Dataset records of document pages

[Start of Attachment]

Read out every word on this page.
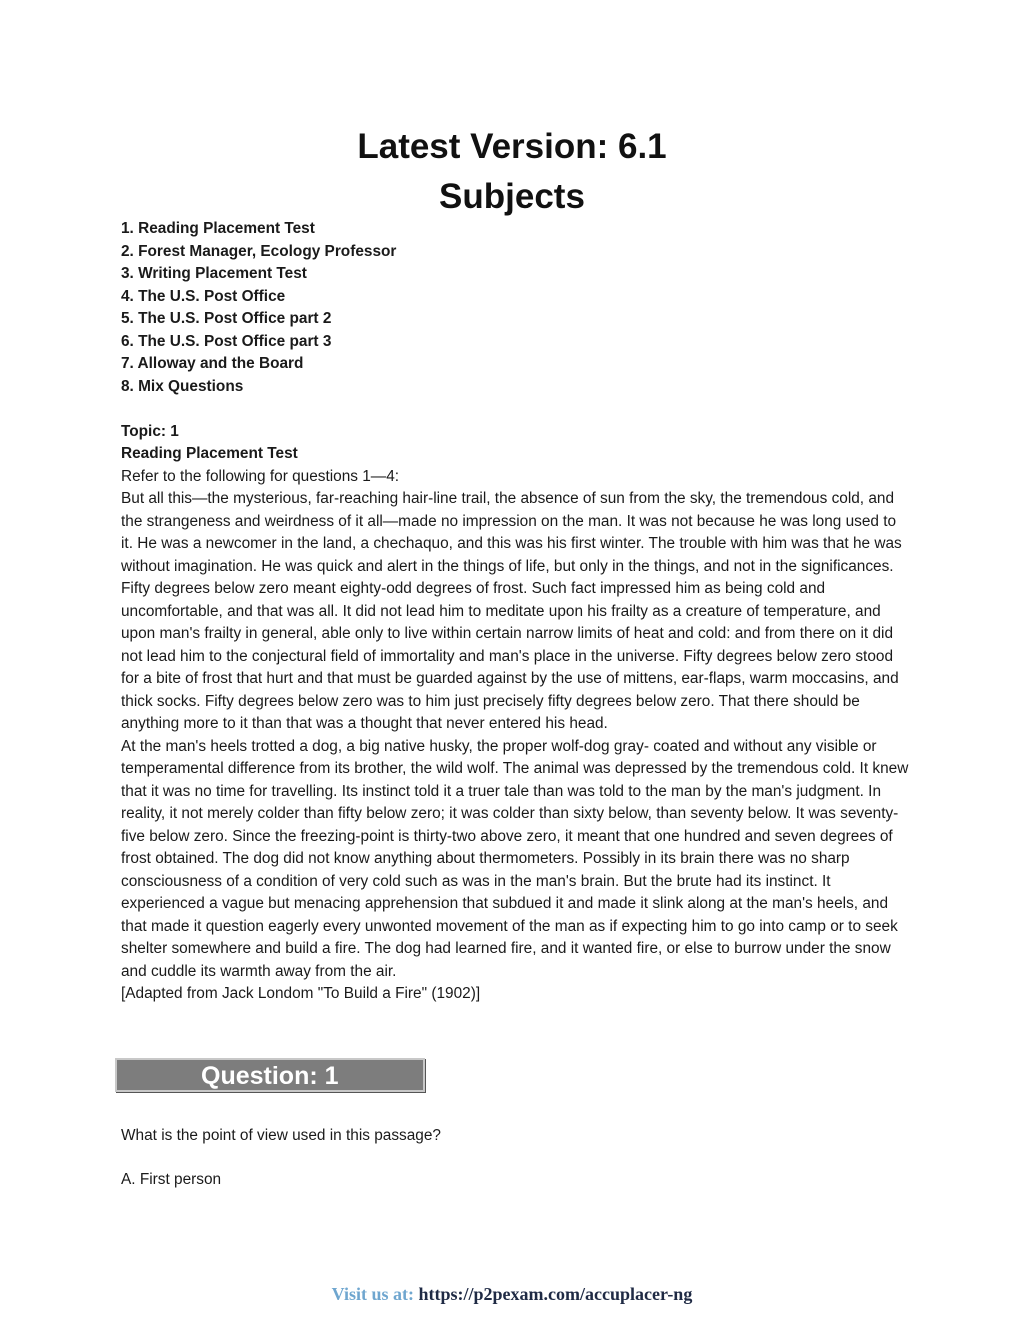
Latest Version: 6.1
Subjects
1. Reading Placement Test
2. Forest Manager, Ecology Professor
3. Writing Placement Test
4. The U.S. Post Office
5. The U.S. Post Office part 2
6. The U.S. Post Office part 3
7. Alloway and the Board
8. Mix Questions
Topic: 1
Reading Placement Test

Refer to the following for questions 1—4:

But all this—the mysterious, far-reaching hair-line trail, the absence of sun from the sky, the tremendous cold, and the strangeness and weirdness of it all—made no impression on the man. It was not because he was long used to it. He was a newcomer in the land, a chechaquo, and this was his first winter. The trouble with him was that he was without imagination. He was quick and alert in the things of life, but only in the things, and not in the significances. Fifty degrees below zero meant eighty-odd degrees of frost. Such fact impressed him as being cold and uncomfortable, and that was all. It did not lead him to meditate upon his frailty as a creature of temperature, and upon man's frailty in general, able only to live within certain narrow limits of heat and cold: and from there on it did not lead him to the conjectural field of immortality and man's place in the universe. Fifty degrees below zero stood for a bite of frost that hurt and that must be guarded against by the use of mittens, ear-flaps, warm moccasins, and thick socks. Fifty degrees below zero was to him just precisely fifty degrees below zero. That there should be anything more to it than that was a thought that never entered his head.

At the man's heels trotted a dog, a big native husky, the proper wolf-dog gray- coated and without any visible or temperamental difference from its brother, the wild wolf. The animal was depressed by the tremendous cold. It knew that it was no time for travelling. Its instinct told it a truer tale than was told to the man by the man's judgment. In reality, it not merely colder than fifty below zero; it was colder than sixty below, than seventy below. It was seventy-five below zero. Since the freezing-point is thirty-two above zero, it meant that one hundred and seven degrees of frost obtained. The dog did not know anything about thermometers. Possibly in its brain there was no sharp consciousness of a condition of very cold such as was in the man's brain. But the brute had its instinct. It experienced a vague but menacing apprehension that subdued it and made it slink along at the man's heels, and that made it question eagerly every unwonted movement of the man as if expecting him to go into camp or to seek shelter somewhere and build a fire. The dog had learned fire, and it wanted fire, or else to burrow under the snow and cuddle its warmth away from the air.

[Adapted from Jack Londom "To Build a Fire" (1902)]

Question: 1

What is the point of view used in this passage?

A. First person

Visit us at: https://p2pexam.com/accuplacer-ng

[End of Attachment]

Required action
Every line above that includes the word "part" should be listed.

Your solution
5. The U.S. Post Office part 2
6. The U.S. Post Office part 3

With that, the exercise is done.